Excerpt provided
=== Begin Enclosure ===

The data protection professional must plan and organize activities diligently in being persistent. Without persistence, data protection projects will be left uncompleted or undone.
- Invite yourself
Sometimes, clients commence projects without considering data protection issues that may arise from such projects. This can be for several reasons. As a result of the above, the data protection professional may need to invite themselves into such projects even when not invited. This is most vital at the initial stage when the client has not gotten sufficient awareness or training on data protection to help them know when to consult. When there is widespread awareness, this may become minimal.
Where you are not invited, invite yourself, ask questions, and make friends. One thing that may aid monitoring is the appointment of privacy champions in each department or unit of the client’s organization who will be your eyes and ears in these departments. Although some clients may be very covert in their operations because they are yet to come to the realisation that the data protection professional will play a vital role at the conception or design stage of many projects. At this point, the professional needs to make the client understand the pivotal role they would play at the initial stage and through the lifecycle of projects.
- Check the pulse/Ask for feedback.
It is advisable to check the organization’s pulse on their perception of your communication methods. While you think a method works fine and helps you achieve results, there may be easier or better ways to communicate or get work done for all parties involved. Besides, it is not unusual for people to think they are communicating until they get the feedback that they are not communicating effectively. When interfacing with clients, checking the pulse may be done through survey forms or orally.
The benefit of communication in a data protection compliance journey cannot be overemphasized. However, communicating effectively should go hand-in-hand with the professional’s technical expertise. While it is not news that the compliance journey must be supported by the client, a data protection professional that communicates poorly will have a lonely, stressful, and futile journey.

=== End Enclosure ===

Information given
=== Begin Enclosure ===

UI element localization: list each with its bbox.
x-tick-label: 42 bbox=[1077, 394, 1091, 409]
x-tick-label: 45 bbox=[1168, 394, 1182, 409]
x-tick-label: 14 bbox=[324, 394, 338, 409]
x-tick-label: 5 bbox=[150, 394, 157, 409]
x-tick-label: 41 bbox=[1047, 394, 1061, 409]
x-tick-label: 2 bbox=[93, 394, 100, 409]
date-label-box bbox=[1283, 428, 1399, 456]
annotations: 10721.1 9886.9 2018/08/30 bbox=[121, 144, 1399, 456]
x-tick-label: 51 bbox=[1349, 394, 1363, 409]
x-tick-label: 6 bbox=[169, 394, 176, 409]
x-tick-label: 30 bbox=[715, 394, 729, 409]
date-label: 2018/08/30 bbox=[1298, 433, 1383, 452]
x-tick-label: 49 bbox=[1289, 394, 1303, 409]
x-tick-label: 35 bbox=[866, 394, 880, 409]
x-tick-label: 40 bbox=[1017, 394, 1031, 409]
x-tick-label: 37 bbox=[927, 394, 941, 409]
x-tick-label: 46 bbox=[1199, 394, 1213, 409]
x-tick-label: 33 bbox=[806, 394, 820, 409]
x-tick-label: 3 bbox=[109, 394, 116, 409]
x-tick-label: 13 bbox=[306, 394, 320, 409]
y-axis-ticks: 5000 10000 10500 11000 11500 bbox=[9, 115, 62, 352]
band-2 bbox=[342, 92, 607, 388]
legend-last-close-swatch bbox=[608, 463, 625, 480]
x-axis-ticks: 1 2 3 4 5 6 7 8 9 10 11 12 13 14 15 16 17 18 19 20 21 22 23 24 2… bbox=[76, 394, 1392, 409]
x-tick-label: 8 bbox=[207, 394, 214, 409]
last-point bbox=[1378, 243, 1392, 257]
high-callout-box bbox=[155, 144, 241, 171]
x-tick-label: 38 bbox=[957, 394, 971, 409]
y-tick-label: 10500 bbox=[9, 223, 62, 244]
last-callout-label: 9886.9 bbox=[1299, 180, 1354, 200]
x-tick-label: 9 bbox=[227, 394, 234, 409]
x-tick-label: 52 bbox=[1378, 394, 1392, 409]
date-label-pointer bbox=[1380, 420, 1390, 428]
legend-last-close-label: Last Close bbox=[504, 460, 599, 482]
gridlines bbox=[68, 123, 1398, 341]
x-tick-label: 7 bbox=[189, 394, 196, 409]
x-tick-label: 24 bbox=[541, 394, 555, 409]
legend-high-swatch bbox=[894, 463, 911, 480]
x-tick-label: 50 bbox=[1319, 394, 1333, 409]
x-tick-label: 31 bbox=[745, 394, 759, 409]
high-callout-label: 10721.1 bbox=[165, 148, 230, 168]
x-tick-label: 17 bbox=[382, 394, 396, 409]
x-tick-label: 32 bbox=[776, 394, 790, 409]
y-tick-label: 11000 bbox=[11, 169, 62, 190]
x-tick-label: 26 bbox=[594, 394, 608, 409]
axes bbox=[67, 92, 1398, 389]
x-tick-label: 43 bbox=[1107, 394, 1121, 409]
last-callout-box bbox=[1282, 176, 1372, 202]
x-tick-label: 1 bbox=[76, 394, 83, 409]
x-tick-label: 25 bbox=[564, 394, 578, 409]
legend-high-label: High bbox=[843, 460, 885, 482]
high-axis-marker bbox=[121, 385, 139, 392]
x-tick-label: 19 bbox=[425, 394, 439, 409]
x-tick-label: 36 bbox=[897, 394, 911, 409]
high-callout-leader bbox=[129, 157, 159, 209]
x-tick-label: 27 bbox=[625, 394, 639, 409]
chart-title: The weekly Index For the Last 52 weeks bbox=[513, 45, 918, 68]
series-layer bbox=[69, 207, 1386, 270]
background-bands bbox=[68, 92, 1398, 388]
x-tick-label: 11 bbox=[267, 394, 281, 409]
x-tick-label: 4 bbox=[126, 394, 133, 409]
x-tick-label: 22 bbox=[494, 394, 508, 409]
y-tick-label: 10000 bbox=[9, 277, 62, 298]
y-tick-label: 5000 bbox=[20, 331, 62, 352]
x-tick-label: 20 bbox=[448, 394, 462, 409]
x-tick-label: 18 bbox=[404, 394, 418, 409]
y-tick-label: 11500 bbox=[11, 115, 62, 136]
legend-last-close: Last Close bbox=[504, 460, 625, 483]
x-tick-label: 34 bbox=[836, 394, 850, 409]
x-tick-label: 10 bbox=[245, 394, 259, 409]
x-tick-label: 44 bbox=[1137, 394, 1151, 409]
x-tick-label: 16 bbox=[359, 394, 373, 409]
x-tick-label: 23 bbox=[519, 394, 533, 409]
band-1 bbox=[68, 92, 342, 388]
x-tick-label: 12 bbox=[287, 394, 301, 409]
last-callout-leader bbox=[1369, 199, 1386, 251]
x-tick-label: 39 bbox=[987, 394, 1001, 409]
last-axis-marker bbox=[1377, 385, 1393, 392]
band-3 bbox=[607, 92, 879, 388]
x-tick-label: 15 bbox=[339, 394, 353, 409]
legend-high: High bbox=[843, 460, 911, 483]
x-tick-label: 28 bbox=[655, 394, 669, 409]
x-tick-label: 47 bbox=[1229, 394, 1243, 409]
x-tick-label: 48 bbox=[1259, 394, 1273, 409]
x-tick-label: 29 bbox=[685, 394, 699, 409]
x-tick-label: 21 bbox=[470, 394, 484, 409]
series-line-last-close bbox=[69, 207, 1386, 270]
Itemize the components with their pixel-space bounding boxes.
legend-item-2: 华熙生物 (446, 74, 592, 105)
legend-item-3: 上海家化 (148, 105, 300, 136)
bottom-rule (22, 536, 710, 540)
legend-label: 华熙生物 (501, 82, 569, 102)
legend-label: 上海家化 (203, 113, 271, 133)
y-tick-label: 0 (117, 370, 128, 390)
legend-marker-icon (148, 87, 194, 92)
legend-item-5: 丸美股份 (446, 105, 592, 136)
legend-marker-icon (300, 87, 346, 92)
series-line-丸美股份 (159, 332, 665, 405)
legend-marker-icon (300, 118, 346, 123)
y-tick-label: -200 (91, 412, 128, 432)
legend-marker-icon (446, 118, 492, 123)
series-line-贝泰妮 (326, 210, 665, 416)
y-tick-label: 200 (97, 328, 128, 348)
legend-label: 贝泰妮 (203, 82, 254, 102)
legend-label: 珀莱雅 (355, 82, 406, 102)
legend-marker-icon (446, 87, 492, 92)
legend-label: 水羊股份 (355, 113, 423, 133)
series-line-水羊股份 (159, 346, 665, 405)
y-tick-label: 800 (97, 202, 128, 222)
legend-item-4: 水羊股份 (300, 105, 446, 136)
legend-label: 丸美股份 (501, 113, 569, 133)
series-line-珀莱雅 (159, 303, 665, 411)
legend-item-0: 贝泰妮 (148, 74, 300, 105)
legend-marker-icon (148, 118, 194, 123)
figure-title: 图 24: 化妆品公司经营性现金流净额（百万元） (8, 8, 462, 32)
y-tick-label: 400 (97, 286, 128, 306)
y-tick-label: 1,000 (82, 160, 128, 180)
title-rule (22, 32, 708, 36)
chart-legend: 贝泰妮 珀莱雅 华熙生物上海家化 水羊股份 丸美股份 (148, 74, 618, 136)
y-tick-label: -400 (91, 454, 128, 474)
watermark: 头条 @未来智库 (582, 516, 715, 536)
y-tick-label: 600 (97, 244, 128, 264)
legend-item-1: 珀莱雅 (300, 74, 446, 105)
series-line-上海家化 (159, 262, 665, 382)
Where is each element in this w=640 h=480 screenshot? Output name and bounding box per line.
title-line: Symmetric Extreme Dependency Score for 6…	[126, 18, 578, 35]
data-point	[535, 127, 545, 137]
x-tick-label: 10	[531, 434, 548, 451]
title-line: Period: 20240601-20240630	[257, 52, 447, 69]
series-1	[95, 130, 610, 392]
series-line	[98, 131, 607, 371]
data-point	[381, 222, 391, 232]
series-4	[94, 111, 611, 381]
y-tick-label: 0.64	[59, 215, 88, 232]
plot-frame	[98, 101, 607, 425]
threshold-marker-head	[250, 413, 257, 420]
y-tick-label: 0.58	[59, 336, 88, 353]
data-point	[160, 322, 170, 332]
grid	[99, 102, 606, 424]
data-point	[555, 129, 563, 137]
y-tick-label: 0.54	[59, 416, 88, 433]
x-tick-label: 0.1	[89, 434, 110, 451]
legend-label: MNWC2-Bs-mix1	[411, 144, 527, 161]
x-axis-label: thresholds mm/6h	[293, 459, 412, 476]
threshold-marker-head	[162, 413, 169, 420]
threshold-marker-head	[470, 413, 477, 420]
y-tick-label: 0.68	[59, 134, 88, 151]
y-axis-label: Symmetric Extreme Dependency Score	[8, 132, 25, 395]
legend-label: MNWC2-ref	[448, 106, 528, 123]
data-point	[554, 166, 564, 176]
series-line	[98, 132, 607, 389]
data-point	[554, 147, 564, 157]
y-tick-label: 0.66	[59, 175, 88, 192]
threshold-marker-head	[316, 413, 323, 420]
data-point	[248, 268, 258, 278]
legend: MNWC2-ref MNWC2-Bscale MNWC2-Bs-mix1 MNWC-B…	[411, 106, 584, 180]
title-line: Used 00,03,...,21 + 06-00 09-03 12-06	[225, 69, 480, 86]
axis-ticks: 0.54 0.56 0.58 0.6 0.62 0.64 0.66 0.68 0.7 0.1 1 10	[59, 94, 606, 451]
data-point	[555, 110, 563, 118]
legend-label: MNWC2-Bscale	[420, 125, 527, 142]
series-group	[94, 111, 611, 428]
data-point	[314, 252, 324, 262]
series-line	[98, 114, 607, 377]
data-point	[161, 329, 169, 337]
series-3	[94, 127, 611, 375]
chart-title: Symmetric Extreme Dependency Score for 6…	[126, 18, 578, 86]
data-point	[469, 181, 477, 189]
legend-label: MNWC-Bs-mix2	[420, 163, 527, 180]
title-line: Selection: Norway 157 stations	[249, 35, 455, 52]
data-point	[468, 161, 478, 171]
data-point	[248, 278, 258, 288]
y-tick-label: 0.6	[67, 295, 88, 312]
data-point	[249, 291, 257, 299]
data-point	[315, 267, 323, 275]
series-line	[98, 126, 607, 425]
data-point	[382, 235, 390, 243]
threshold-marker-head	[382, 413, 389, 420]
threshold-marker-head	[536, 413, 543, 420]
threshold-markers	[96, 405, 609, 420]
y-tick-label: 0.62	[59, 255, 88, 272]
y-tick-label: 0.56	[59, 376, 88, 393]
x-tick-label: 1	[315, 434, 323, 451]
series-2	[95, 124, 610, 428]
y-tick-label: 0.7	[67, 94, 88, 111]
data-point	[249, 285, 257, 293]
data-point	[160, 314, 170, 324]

=== End Enclosure ===

Task 1
According to the excerpt on data protection communication, who can serve as the professional's eyes and ears in each department of a client's organization?
Task 2
Transcribe the passage of the excerpt on data protection communication between "The benefit of" and "and futile journey.", inclusive.

Task output 1
Privacy champions appointed in each department or unit of the client's organization.

Task output 2
The benefit of communication in a data protection compliance journey cannot be overemphasized. However, communicating effectively should go hand-in-hand with the professional’s technical expertise. While it is not news that the compliance journey must be supported by the client, a data protection professional that communicates poorly will have a lonely, stressful, and futile journey.